#### Problem to solve:
Pull out every line with the word "удовлетворении" from the entries below.

#### Provided material:
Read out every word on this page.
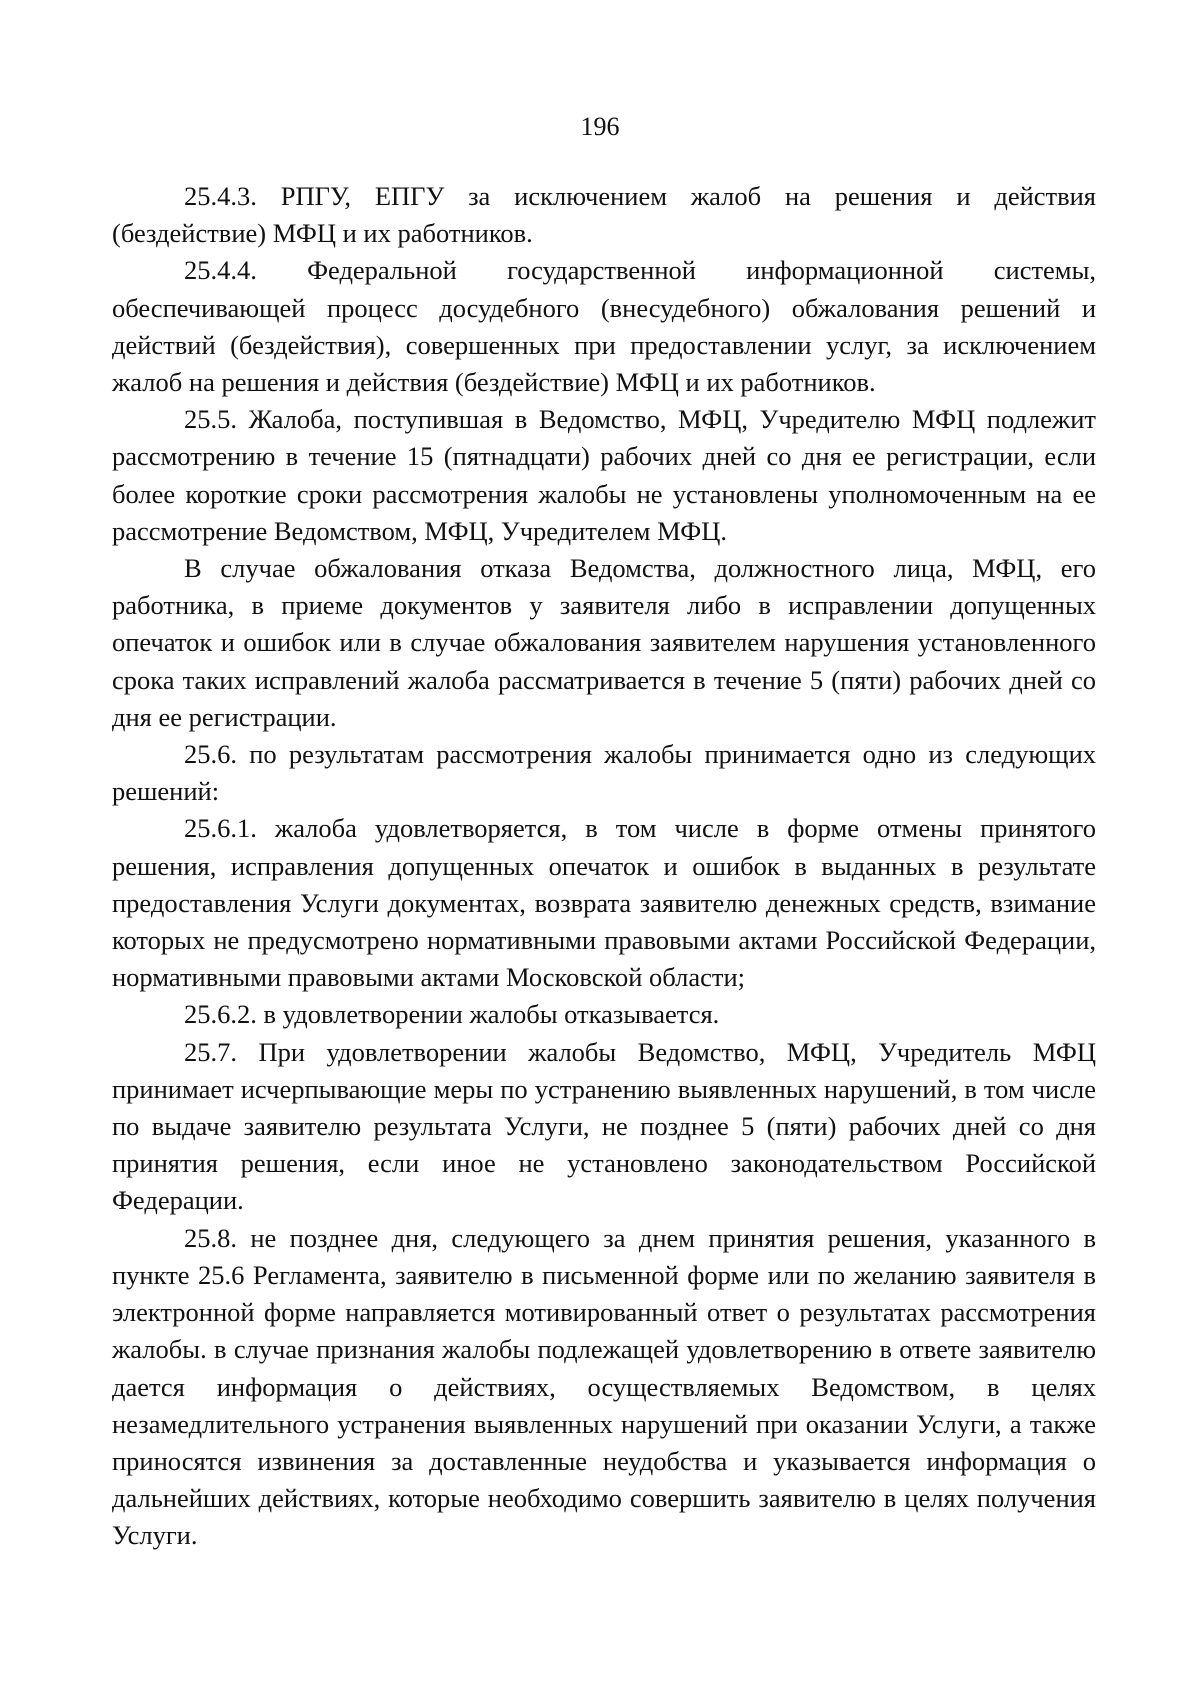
196

25.4.3. РПГУ, ЕПГУ за исключением жалоб на решения и действия (бездействие) МФЦ и их работников.

25.4.4. Федеральной государственной информационной системы, обеспечивающей процесс досудебного (внесудебного) обжалования решений и действий (бездействия), совершенных при предоставлении услуг, за исключением жалоб на решения и действия (бездействие) МФЦ и их работников.

25.5. Жалоба, поступившая в Ведомство, МФЦ, Учредителю МФЦ подлежит рассмотрению в течение 15 (пятнадцати) рабочих дней со дня ее регистрации, если более короткие сроки рассмотрения жалобы не установлены уполномоченным на ее рассмотрение Ведомством, МФЦ, Учредителем МФЦ.

В случае обжалования отказа Ведомства, должностного лица, МФЦ, его работника, в приеме документов у заявителя либо в исправлении допущенных опечаток и ошибок или в случае обжалования заявителем нарушения установленного срока таких исправлений жалоба рассматривается в течение 5 (пяти) рабочих дней со дня ее регистрации.

25.6. по результатам рассмотрения жалобы принимается одно из следующих решений:

25.6.1. жалоба удовлетворяется, в том числе в форме отмены принятого решения, исправления допущенных опечаток и ошибок в выданных в результате предоставления Услуги документах, возврата заявителю денежных средств, взимание которых не предусмотрено нормативными правовыми актами Российской Федерации, нормативными правовыми актами Московской области;

25.6.2. в удовлетворении жалобы отказывается.

25.7. При удовлетворении жалобы Ведомство, МФЦ, Учредитель МФЦ принимает исчерпывающие меры по устранению выявленных нарушений, в том числе по выдаче заявителю результата Услуги, не позднее 5 (пяти) рабочих дней со дня принятия решения, если иное не установлено законодательством Российской Федерации.

25.8. не позднее дня, следующего за днем принятия решения, указанного в пункте 25.6 Регламента, заявителю в письменной форме или по желанию заявителя в электронной форме направляется мотивированный ответ о результатах рассмотрения жалобы. в случае признания жалобы подлежащей удовлетворению в ответе заявителю дается информация о действиях, осуществляемых Ведомством, в целях незамедлительного устранения выявленных нарушений при оказании Услуги, а также приносятся извинения за доставленные неудобства и указывается информация о дальнейших действиях, которые необходимо совершить заявителю в целях получения Услуги.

#### Exercise answer:
25.6.2. в удовлетворении жалобы отказывается.
25.7. При удовлетворении жалобы Ведомство, МФЦ, Учредитель МФЦ принимает исчерпывающие меры по устранению выявленных нарушений, в том числе по выдаче заявителю результата Услуги, не позднее 5 (пяти) рабочих дней со дня принятия решения, если иное не установлено законодательством Российской Федерации.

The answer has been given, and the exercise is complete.